Review the listing and copy each line that holds the word "надзора".
-- Start of Supplied data --
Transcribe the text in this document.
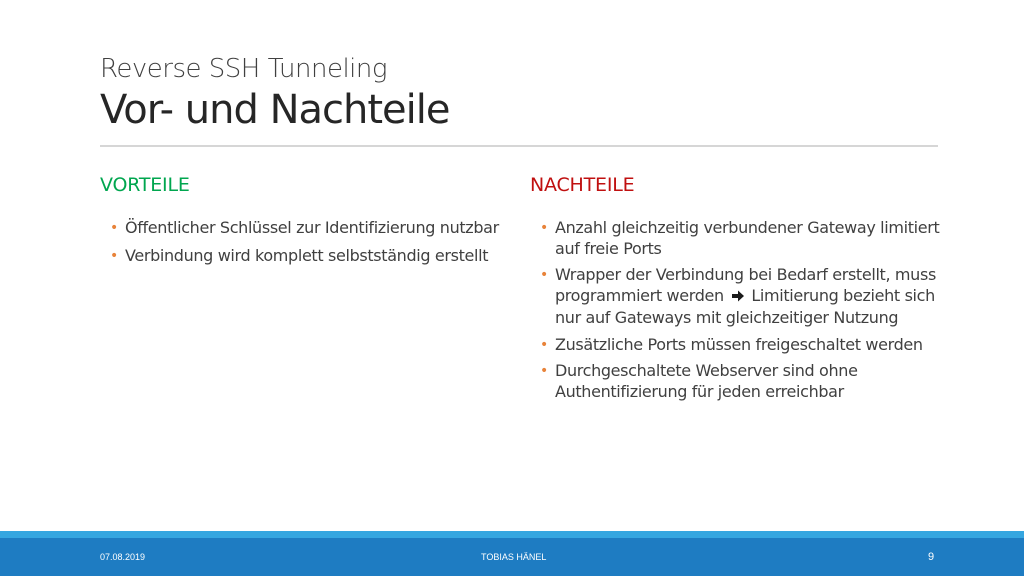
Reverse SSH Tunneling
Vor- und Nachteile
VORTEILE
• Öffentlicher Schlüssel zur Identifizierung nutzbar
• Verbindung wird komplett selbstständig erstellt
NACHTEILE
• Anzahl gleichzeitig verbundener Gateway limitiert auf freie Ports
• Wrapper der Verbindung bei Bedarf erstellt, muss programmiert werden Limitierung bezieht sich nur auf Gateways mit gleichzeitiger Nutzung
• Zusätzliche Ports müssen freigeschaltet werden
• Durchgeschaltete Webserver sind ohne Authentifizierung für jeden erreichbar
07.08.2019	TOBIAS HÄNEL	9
-- End of Supplied data --
-- Start of Supplied data --
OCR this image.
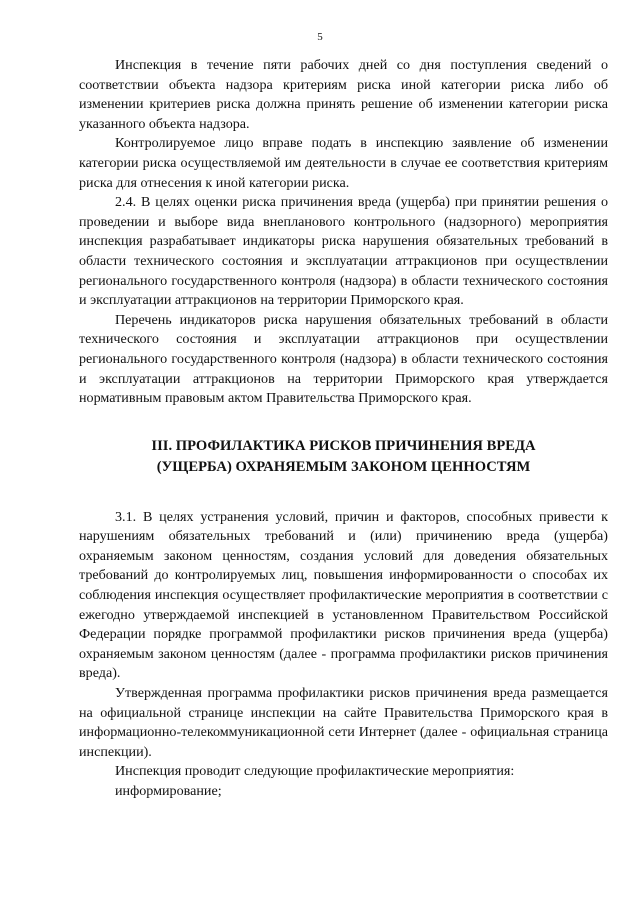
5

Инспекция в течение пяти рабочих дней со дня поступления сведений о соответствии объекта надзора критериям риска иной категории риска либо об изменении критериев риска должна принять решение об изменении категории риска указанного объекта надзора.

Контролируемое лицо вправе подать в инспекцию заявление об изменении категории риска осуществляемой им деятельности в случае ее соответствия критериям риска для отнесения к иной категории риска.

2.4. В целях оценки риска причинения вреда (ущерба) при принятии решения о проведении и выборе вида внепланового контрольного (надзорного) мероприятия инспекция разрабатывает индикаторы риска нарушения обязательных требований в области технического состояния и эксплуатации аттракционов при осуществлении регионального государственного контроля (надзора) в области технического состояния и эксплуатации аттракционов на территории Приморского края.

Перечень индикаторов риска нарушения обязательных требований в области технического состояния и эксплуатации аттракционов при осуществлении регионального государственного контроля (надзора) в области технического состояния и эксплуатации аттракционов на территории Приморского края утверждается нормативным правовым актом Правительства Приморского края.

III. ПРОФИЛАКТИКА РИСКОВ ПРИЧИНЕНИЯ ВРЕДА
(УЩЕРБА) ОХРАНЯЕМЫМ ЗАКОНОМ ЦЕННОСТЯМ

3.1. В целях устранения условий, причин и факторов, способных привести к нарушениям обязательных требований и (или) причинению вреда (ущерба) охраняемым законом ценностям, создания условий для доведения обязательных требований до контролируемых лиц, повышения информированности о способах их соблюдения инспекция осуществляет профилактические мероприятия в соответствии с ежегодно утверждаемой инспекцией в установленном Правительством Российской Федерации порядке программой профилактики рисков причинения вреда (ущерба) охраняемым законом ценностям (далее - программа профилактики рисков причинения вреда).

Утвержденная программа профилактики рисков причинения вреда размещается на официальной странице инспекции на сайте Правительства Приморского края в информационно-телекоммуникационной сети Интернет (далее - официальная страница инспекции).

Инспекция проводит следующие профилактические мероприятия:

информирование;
-- End of Supplied data --
▸ **Final result**
Инспекция в течение пяти рабочих дней со дня поступления сведений о соответствии объекта надзора критериям риска иной категории риска либо об изменении критериев риска должна принять решение об изменении категории риска указанного объекта надзора.
2.4. В целях оценки риска причинения вреда (ущерба) при принятии решения о проведении и выборе вида внепланового контрольного (надзорного) мероприятия инспекция разрабатывает индикаторы риска нарушения обязательных требований в области технического состояния и эксплуатации аттракционов при осуществлении регионального государственного контроля (надзора) в области технического состояния и эксплуатации аттракционов на территории Приморского края.
Перечень индикаторов риска нарушения обязательных требований в области технического состояния и эксплуатации аттракционов при осуществлении регионального государственного контроля (надзора) в области технического состояния и эксплуатации аттракционов на территории Приморского края утверждается нормативным правовым актом Правительства Приморского края.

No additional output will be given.